→ **Ausgewählter Auszug**:
#####

Maduro nicht anerkannt

Schnell hatte sich die Nachricht von der Rebellion über die sozialen Netze verbreitet, die Aufständischen selbst machten mit Handyvideos auf sich aufmerksam. In einem der Videos taucht ein Offizier der Nationalgarde auf, der sich Alexander Bandres Figuero nennt. Er erklärte, dass man die Präsidentschaft von Nicolás Maduro nicht anerkenne, und forderte die Bevölkerung auf, den Aufstand zu unterstützen.

In Cotiza wurden die Armeeeinheiten von vielen AnwohnerInnen mit Schmährufen empfangen. Später flogen Flaschen, Steine und Molotowcocktails. Aus zahlreichen Stadtteilen wurden Proteste und Ausschreitungen gemeldet, darunter auch aus dem Viertel 23 de Enero, einer Hochburg der Regierungsanhänger. Im Netz zirkulieren Bilder von brennenden Mülltonnen und Fahrzeugen sowie von Tränengasangriffen auf die Bevölkerung.

Juan Guaidó, Parlamentspräsident

Was passiert ist, zeigt den Zustand der nationalen Streitkräfte

Videos zeigen zudem ein brennendes Haus im Hauptstadtviertel La Pastore, in dem Robert Serra wohnte. Der 27-jährige Anhänger der Regierungspartei war im Oktober 2014 ermordet worden. Das Haus galt als Gedenkstätte und brannte ebenso nieder wie ein naher Jugendtreff der Partei sowie eine verlassene Polizeistation.

Zudem zirkulieren Berichte von den berüchtigten Colectivos, also paramilitärischen Gruppierungen, die auf Motorrädern unterwegs sind und von der Bevölkerung mehr gefürchtet werden als Polizei und Armee. „Was im Kommandositz der Nationalgarde in Cotiza passiert ist, ist ein Beispiel für den allgemeinen Gemütszustand, der unter den nationalen Streitkräften herrscht“, sagte Parlamentspräsident Juan Guaidó.

Putschversuche gab es viele

Putschversuche von Angehörigen von Armee oder Nationalgarde hat es viele gegeben. „Heute sitzen 159 aktive Militärs wegen Befehlsverweigerung im Gefängnis“, sagte Guaidó. Vor allem die mittleren und unteren Ränge der Armee leiden unter der allgemeinen Misere der Wirtschaftskrise, unter dem Mangel an Lebensmitteln und Medikamenten sowie der atemraubenden Inflation.

Dagegen sind die oberen Ränge mit der Regierung auf das engste verflochten. 17 Ministersitze in den 33 Ministerien sind von Militärs besetzt. Im wichtigsten Unternehmen des Landes, der staatlichen Ölfirma PDVSA, hat das Oberkommando der Militärs das Sagen.

Nach seiner Wahl zum Präsidenten der Nationalversammlung hatte Guaidó jenen Militärs Straffreiheit zugesichert, die sich gegen die Regierung von Maduro stellen. Nach Auffassung des Parlaments ist Maduro seit dem 10. Januar nicht mehr der rechtmäßige Präsident und somit auch nicht der Oberbefehlshaber der Streitkräfte. „Die Befehlskette ist zerrissen“, betonte Guaidó. Am 15. Januar hatte die Nationalversammlung dies in einem Beschluss bekräftigt.

Dabei ist der Parlamentspräsident selbst ein Geächteter. Am Montag erklärte der Oberste Gerichtshof seine Wahl zum Parlamentspräsidenten für ungültig. Nach Auffassung des Gerichts habe sich an dem schon vor Monaten erklärten unrechtmäßigen Zustand der Nationalversammlung nichts geändert. Sämtliche Beschlüsse des Parlaments hätten keinerlei Gültigkeit. Sollte die Staatsanwaltschaft Anklage gegen Guaidó erheben, droht ihm die Festnahme.

#####

→ **Bereitgestelltes Material**:
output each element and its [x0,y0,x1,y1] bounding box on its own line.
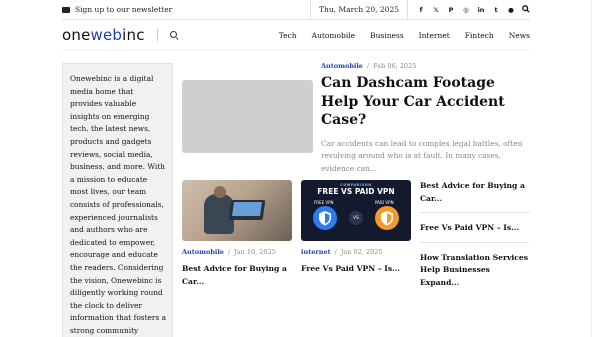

#####

→ **Schriftliche Aufgaben**:
• 1. Gib den Abschnitt aus dem Auszug wortgetreu wieder, beginnend mit „Videos zeigen zudem“ und weiter bis einschließlich „eine verlassene Polizeistation.“.
• 2. Fasse den Auszug in drei Sätzen zusammen.
Das Material steht für sich und gehört nicht zum Auszug.

→ **Richtige Antworten**:
• 1.
Videos zeigen zudem ein brennendes Haus im Hauptstadtviertel La Pastore, in dem Robert Serra wohnte. Der 27-jährige Anhänger der Regierungspartei war im Oktober 2014 ermordet worden. Das Haus galt als Gedenkstätte und brannte ebenso nieder wie ein naher Jugendtreff der Partei sowie eine verlassene Polizeistation.

• 2. In einem Video der Aufständischen erklärte ein Offizier der Nationalgarde, man erkenne die Präsidentschaft von Nicolás Maduro nicht an, und aus Cotiza sowie zahlreichen weiteren Stadtteilen wurden Proteste und Ausschreitungen gemeldet. Laut Parlamentspräsident Juan Guaidó sitzen 159 aktive Militärs wegen Befehlsverweigerung im Gefängnis, wobei vor allem die mittleren und unteren Ränge unter der Wirtschaftskrise leiden, während die oberen Ränge eng mit der Regierung verflochten sind. Guaidó sicherte Militärs, die sich gegen Maduro stellen, Straffreiheit zu, doch der Oberste Gerichtshof erklärte seine Wahl zum Parlamentspräsidenten für ungültig.